* _What to work on_
Count how many lines in the material below hold the word "help"; the reply is that number alone.

## Begin Listed records

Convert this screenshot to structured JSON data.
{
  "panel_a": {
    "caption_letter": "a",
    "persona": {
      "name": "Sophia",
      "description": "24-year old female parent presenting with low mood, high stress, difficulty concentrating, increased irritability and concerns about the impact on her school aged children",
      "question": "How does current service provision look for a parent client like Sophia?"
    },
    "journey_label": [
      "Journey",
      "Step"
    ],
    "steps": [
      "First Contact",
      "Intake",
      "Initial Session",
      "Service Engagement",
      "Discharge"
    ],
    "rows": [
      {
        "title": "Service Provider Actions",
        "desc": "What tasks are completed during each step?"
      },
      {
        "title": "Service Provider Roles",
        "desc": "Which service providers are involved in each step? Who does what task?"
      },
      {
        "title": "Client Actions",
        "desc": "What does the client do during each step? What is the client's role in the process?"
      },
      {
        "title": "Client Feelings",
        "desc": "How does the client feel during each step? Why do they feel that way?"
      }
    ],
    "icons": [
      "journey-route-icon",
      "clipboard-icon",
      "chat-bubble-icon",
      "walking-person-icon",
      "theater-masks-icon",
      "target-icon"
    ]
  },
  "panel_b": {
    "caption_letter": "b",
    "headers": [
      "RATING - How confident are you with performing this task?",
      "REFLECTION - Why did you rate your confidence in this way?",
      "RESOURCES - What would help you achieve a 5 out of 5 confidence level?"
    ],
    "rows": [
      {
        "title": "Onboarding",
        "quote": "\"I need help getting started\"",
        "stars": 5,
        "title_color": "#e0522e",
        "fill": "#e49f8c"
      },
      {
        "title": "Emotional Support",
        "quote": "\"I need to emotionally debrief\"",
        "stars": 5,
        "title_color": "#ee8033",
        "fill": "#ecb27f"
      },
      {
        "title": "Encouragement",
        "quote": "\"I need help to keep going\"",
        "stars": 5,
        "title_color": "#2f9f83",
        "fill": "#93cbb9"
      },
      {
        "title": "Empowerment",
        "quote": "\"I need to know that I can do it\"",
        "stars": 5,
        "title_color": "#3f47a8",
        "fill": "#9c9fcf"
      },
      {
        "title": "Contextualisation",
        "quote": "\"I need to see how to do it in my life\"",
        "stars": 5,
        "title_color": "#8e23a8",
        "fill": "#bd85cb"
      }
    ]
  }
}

## End Listed records

* _Reply_
3